### EXERCISE OBJECTIVE
Return every record exactly as it appears. Leave nothing out.

### DATA UNDER STUDY

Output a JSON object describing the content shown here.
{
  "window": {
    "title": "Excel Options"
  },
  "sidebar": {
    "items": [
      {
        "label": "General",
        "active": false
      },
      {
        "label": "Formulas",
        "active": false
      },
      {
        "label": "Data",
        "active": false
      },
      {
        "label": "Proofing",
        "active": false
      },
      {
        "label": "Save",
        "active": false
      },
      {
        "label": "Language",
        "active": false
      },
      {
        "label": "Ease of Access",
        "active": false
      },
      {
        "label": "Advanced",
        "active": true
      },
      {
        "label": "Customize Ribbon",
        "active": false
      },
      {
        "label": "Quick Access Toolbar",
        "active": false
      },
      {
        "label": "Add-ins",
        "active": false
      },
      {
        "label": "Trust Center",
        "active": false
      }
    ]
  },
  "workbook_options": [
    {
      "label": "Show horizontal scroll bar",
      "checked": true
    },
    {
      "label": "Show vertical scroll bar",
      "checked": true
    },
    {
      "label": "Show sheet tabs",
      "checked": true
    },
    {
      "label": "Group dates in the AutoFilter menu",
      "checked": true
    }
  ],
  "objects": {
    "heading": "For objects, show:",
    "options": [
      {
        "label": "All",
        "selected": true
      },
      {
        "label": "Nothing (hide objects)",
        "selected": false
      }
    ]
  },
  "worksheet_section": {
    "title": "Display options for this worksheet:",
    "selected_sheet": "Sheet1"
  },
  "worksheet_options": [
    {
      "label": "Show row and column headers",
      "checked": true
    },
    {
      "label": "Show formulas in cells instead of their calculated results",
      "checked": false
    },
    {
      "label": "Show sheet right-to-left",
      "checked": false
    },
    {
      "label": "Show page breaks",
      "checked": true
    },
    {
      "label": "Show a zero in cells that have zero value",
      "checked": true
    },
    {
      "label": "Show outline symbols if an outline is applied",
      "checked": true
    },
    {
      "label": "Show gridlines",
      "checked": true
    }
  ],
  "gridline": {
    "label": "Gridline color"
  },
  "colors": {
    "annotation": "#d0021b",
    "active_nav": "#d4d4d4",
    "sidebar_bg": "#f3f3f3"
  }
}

### SOLUTION TO THIS EXERCISE
Output a JSON object describing the content shown here.
{
  "window": {
    "title": "Excel Options"
  },
  "sidebar": {
    "items": [
      {
        "label": "General",
        "active": false
      },
      {
        "label": "Formulas",
        "active": false
      },
      {
        "label": "Data",
        "active": false
      },
      {
        "label": "Proofing",
        "active": false
      },
      {
        "label": "Save",
        "active": false
      },
      {
        "label": "Language",
        "active": false
      },
      {
        "label": "Ease of Access",
        "active": false
      },
      {
        "label": "Advanced",
        "active": true
      },
      {
        "label": "Customize Ribbon",
        "active": false
      },
      {
        "label": "Quick Access Toolbar",
        "active": false
      },
      {
        "label": "Add-ins",
        "active": false
      },
      {
        "label": "Trust Center",
        "active": false
      }
    ]
  },
  "workbook_options": [
    {
      "label": "Show horizontal scroll bar",
      "checked": true
    },
    {
      "label": "Show vertical scroll bar",
      "checked": true
    },
    {
      "label": "Show sheet tabs",
      "checked": true
    },
    {
      "label": "Group dates in the AutoFilter menu",
      "checked": true
    }
  ],
  "objects": {
    "heading": "For objects, show:",
    "options": [
      {
        "label": "All",
        "selected": true
      },
      {
        "label": "Nothing (hide objects)",
        "selected": false
      }
    ]
  },
  "worksheet_section": {
    "title": "Display options for this worksheet:",
    "selected_sheet": "Sheet1"
  },
  "worksheet_options": [
    {
      "label": "Show row and column headers",
      "checked": true
    },
    {
      "label": "Show formulas in cells instead of their calculated results",
      "checked": false
    },
    {
      "label": "Show sheet right-to-left",
      "checked": false
    },
    {
      "label": "Show page breaks",
      "checked": true
    },
    {
      "label": "Show a zero in cells that have zero value",
      "checked": true
    },
    {
      "label": "Show outline symbols if an outline is applied",
      "checked": true
    },
    {
      "label": "Show gridlines",
      "checked": true
    }
  ],
  "gridline": {
    "label": "Gridline color"
  },
  "colors": {
    "annotation": "#d0021b",
    "active_nav": "#d4d4d4",
    "sidebar_bg": "#f3f3f3"
  }
}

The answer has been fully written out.